Check every line below for the word "الرسم" and show those that hold it.

(Lines of data)
┄┄┄┄┄┄┄┄┄┄
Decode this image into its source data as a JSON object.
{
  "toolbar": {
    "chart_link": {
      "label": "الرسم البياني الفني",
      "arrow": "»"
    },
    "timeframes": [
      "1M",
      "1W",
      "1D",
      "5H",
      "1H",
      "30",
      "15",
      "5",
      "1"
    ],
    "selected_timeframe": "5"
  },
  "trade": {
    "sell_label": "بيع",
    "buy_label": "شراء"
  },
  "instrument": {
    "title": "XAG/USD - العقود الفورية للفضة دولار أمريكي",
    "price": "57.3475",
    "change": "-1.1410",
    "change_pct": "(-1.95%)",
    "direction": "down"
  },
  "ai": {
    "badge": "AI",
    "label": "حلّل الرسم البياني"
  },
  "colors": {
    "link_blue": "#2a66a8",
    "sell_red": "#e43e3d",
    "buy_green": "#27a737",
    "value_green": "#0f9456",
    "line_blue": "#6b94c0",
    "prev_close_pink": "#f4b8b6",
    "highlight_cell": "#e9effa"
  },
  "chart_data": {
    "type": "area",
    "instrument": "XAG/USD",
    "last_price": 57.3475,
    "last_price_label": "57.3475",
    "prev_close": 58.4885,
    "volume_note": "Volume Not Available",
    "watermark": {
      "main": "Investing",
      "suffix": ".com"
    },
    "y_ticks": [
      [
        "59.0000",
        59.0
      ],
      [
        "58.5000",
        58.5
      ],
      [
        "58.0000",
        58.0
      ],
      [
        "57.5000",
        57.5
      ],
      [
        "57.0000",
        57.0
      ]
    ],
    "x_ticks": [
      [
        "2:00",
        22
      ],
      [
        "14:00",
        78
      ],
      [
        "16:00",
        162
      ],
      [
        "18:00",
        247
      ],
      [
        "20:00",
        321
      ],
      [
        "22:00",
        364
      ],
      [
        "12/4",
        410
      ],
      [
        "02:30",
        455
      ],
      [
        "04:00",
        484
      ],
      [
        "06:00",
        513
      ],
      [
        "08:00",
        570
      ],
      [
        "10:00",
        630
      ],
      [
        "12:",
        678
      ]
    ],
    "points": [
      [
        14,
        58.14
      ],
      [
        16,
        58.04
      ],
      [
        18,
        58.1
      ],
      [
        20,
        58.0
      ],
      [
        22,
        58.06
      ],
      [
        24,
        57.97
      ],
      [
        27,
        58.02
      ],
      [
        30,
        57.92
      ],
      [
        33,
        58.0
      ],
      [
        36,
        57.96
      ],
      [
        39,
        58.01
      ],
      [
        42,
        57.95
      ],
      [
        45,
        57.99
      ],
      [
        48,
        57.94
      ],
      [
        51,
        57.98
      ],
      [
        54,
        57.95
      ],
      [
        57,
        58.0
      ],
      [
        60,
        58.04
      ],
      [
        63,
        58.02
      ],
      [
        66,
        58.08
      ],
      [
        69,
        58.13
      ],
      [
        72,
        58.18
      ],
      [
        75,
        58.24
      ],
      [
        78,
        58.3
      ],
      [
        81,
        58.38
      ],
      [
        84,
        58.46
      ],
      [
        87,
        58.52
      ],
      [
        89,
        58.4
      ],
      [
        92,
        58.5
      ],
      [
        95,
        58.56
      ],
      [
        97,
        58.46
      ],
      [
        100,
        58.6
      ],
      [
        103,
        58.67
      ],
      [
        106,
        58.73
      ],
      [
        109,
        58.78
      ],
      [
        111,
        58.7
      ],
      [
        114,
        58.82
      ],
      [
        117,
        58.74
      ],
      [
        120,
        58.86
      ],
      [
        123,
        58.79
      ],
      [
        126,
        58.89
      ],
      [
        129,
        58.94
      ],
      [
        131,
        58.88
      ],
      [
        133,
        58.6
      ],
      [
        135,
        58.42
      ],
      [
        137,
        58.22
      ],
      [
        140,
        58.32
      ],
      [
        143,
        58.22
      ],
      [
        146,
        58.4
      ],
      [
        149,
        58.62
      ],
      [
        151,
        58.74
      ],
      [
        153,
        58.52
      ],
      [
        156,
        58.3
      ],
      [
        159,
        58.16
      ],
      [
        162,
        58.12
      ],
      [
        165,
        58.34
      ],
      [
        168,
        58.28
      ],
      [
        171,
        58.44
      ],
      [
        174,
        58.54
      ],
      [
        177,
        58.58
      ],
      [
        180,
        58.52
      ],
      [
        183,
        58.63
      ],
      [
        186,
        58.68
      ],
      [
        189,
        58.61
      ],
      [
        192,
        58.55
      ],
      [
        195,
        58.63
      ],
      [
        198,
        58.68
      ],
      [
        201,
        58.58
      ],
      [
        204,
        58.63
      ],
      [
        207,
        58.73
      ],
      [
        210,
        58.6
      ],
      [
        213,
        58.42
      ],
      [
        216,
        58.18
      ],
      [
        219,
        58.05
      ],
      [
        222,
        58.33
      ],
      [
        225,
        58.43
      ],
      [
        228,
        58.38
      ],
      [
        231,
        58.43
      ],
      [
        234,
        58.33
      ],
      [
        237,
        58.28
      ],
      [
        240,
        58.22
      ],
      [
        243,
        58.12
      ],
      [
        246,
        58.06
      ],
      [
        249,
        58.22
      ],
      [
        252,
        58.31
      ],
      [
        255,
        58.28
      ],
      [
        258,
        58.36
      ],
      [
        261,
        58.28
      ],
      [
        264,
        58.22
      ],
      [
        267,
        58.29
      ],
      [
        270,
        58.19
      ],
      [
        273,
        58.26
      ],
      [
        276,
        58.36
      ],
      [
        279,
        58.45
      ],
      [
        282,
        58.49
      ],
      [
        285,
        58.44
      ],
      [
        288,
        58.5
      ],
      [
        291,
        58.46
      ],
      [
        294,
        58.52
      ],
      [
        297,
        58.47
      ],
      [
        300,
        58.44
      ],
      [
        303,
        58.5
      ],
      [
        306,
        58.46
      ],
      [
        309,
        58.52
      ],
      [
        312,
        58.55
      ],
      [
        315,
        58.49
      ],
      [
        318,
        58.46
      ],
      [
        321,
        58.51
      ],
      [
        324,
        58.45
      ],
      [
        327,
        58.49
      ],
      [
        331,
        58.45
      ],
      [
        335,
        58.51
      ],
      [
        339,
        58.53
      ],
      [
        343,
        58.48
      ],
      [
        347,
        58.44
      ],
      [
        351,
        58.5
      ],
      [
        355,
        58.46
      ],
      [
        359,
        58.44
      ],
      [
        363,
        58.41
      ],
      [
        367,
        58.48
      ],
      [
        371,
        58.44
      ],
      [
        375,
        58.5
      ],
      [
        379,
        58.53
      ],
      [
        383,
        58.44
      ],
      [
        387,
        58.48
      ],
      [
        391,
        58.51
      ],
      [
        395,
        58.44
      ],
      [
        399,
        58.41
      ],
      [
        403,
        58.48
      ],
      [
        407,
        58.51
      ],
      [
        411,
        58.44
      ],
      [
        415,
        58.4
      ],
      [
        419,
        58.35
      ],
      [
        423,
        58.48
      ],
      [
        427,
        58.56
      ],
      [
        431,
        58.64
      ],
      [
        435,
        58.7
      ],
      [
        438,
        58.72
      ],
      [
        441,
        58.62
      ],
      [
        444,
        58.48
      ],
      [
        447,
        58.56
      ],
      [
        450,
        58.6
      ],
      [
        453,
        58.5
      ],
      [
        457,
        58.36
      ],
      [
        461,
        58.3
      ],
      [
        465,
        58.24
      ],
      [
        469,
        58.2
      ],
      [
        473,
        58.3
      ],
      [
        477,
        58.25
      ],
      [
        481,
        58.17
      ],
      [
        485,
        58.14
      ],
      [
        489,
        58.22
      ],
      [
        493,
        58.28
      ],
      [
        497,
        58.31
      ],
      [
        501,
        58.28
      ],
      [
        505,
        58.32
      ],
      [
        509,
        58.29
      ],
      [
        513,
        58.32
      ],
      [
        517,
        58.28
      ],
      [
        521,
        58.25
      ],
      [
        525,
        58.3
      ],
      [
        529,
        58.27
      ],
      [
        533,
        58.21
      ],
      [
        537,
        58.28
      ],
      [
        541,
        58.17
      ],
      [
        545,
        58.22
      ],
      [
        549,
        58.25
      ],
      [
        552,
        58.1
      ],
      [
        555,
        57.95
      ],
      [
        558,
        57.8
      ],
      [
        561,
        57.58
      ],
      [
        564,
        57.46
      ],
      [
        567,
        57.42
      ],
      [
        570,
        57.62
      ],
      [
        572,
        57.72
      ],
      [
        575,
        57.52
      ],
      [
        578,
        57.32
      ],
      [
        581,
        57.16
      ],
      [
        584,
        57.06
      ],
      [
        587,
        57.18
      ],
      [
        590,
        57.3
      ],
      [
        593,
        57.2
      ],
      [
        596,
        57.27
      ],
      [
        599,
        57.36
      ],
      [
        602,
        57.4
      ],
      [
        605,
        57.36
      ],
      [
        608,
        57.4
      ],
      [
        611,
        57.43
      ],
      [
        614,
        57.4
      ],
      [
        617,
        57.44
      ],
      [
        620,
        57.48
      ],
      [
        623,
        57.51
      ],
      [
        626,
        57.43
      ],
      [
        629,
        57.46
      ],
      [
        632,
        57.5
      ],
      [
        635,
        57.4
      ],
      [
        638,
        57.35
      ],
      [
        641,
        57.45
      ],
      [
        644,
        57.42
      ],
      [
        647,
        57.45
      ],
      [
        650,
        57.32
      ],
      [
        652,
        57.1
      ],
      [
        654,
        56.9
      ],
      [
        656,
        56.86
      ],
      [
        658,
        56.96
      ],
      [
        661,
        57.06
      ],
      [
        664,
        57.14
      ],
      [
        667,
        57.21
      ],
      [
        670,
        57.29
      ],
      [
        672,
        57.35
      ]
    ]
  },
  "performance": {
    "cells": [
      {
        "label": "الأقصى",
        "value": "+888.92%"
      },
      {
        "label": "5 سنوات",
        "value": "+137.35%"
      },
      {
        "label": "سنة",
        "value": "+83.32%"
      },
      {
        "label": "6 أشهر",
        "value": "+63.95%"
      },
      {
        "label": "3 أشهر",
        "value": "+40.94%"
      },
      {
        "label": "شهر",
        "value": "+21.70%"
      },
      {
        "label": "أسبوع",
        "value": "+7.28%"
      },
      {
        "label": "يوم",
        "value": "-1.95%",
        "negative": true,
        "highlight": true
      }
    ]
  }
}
┄┄┄┄┄┄┄┄┄┄
## RIGHT ANSWER
      "label": "الرسم البياني الفني",
    "label": "حلّل الرسم البياني"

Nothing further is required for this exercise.